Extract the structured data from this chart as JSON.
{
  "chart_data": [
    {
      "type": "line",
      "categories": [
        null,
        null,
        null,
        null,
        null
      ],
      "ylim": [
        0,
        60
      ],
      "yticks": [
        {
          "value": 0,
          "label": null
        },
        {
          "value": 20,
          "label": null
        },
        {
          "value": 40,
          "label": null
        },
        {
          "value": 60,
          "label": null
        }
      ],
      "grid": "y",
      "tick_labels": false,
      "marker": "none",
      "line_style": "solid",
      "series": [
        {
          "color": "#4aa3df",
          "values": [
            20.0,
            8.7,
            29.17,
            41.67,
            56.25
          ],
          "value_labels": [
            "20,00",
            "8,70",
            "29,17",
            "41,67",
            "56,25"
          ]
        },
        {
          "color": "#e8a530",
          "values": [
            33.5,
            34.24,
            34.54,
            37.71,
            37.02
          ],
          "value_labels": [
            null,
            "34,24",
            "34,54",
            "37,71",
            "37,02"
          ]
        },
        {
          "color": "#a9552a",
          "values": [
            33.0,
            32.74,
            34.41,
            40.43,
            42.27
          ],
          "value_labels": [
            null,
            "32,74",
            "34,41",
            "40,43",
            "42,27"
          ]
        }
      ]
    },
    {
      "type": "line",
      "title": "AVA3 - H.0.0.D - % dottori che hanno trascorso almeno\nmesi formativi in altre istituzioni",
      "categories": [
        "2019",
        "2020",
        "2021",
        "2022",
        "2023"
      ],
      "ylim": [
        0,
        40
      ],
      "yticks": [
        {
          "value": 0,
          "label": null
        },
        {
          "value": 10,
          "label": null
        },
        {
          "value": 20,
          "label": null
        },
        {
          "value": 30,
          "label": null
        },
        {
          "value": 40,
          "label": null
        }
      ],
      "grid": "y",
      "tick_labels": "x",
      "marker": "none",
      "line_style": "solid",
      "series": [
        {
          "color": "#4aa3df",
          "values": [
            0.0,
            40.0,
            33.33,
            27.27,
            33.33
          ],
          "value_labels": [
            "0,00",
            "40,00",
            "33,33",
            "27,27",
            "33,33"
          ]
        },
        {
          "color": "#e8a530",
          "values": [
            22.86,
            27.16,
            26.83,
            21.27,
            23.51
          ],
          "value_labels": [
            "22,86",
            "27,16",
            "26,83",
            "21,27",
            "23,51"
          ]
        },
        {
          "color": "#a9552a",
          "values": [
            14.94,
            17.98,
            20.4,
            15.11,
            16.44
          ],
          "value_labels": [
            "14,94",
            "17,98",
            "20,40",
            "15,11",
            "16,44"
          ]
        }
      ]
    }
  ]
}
----------
*Goal*:
Please output the complete data exactly.

*Solution to this problem*:
Extract the structured data from this chart as JSON.
{
  "chart_data": [
    {
      "type": "line",
      "categories": [
        null,
        null,
        null,
        null,
        null
      ],
      "ylim": [
        0,
        60
      ],
      "yticks": [
        {
          "value": 0,
          "label": null
        },
        {
          "value": 20,
          "label": null
        },
        {
          "value": 40,
          "label": null
        },
        {
          "value": 60,
          "label": null
        }
      ],
      "grid": "y",
      "tick_labels": false,
      "marker": "none",
      "line_style": "solid",
      "series": [
        {
          "color": "#4aa3df",
          "values": [
            20.0,
            8.7,
            29.17,
            41.67,
            56.25
          ],
          "value_labels": [
            "20,00",
            "8,70",
            "29,17",
            "41,67",
            "56,25"
          ]
        },
        {
          "color": "#e8a530",
          "values": [
            33.5,
            34.24,
            34.54,
            37.71,
            37.02
          ],
          "value_labels": [
            null,
            "34,24",
            "34,54",
            "37,71",
            "37,02"
          ]
        },
        {
          "color": "#a9552a",
          "values": [
            33.0,
            32.74,
            34.41,
            40.43,
            42.27
          ],
          "value_labels": [
            null,
            "32,74",
            "34,41",
            "40,43",
            "42,27"
          ]
        }
      ]
    },
    {
      "type": "line",
      "title": "AVA3 - H.0.0.D - % dottori che hanno trascorso almeno\nmesi formativi in altre istituzioni",
      "categories": [
        "2019",
        "2020",
        "2021",
        "2022",
        "2023"
      ],
      "ylim": [
        0,
        40
      ],
      "yticks": [
        {
          "value": 0,
          "label": null
        },
        {
          "value": 10,
          "label": null
        },
        {
          "value": 20,
          "label": null
        },
        {
          "value": 30,
          "label": null
        },
        {
          "value": 40,
          "label": null
        }
      ],
      "grid": "y",
      "tick_labels": "x",
      "marker": "none",
      "line_style": "solid",
      "series": [
        {
          "color": "#4aa3df",
          "values": [
            0.0,
            40.0,
            33.33,
            27.27,
            33.33
          ],
          "value_labels": [
            "0,00",
            "40,00",
            "33,33",
            "27,27",
            "33,33"
          ]
        },
        {
          "color": "#e8a530",
          "values": [
            22.86,
            27.16,
            26.83,
            21.27,
            23.51
          ],
          "value_labels": [
            "22,86",
            "27,16",
            "26,83",
            "21,27",
            "23,51"
          ]
        },
        {
          "color": "#a9552a",
          "values": [
            14.94,
            17.98,
            20.4,
            15.11,
            16.44
          ],
          "value_labels": [
            "14,94",
            "17,98",
            "20,40",
            "15,11",
            "16,44"
          ]
        }
      ]
    }
  ]
}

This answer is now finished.